■ CHALLENGE ■
All the entries need to be quoted exactly, apart from the pictures, which you should drop.

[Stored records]

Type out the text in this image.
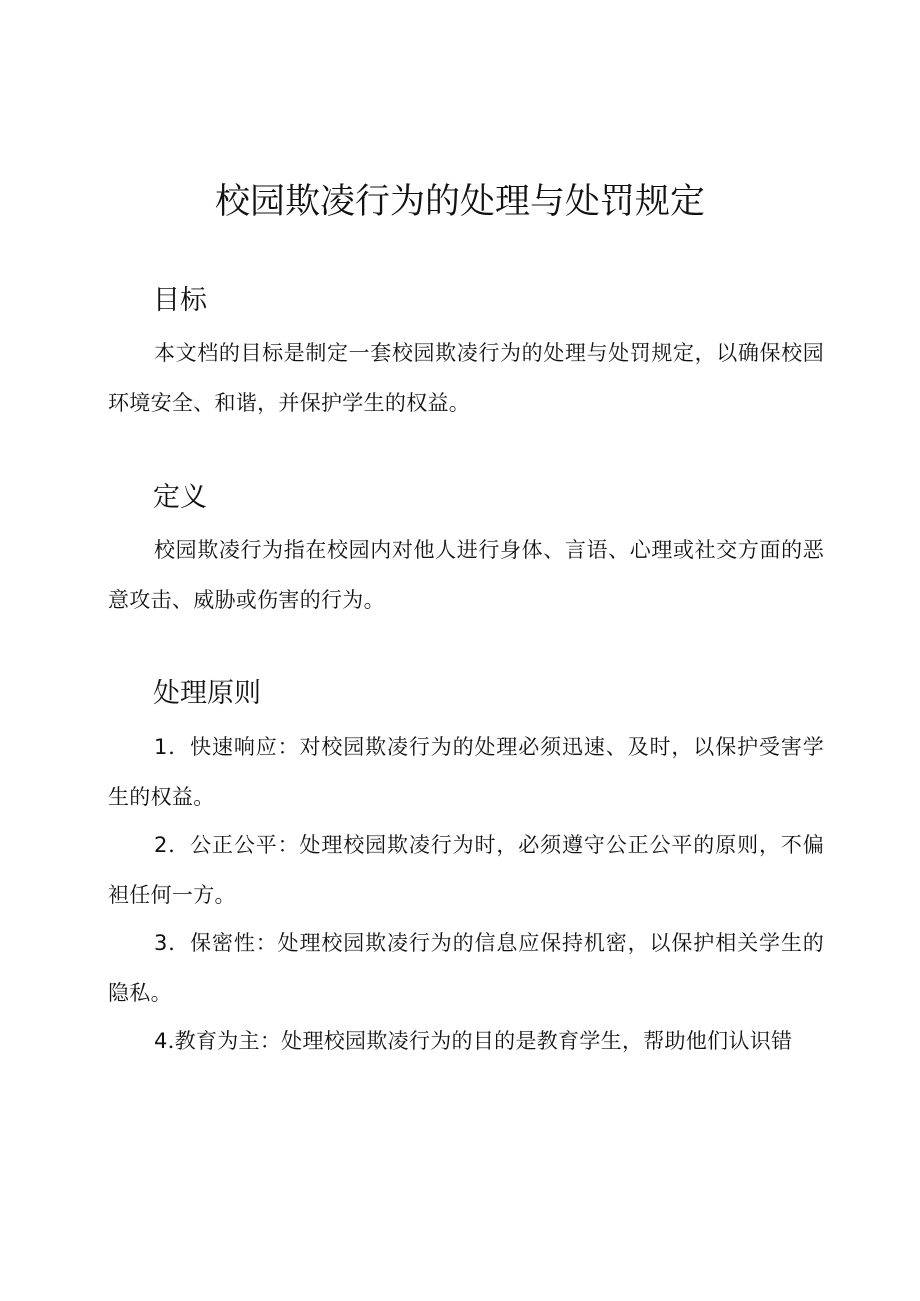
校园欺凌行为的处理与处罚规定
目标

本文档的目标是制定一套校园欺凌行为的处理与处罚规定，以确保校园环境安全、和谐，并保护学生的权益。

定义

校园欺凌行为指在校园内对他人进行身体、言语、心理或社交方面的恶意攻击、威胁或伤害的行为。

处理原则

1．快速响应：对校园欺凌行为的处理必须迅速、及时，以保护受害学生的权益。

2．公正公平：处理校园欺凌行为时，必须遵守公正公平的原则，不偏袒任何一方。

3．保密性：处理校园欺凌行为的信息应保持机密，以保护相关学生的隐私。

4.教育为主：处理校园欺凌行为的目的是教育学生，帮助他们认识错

■ EXERCISE OUTPUT ■
Type out the text in this image.
校园欺凌行为的处理与处罚规定
目标

本文档的目标是制定一套校园欺凌行为的处理与处罚规定，以确保校园环境安全、和谐，并保护学生的权益。

定义

校园欺凌行为指在校园内对他人进行身体、言语、心理或社交方面的恶意攻击、威胁或伤害的行为。

处理原则

1．快速响应：对校园欺凌行为的处理必须迅速、及时，以保护受害学生的权益。

2．公正公平：处理校园欺凌行为时，必须遵守公正公平的原则，不偏袒任何一方。

3．保密性：处理校园欺凌行为的信息应保持机密，以保护相关学生的隐私。

4.教育为主：处理校园欺凌行为的目的是教育学生，帮助他们认识错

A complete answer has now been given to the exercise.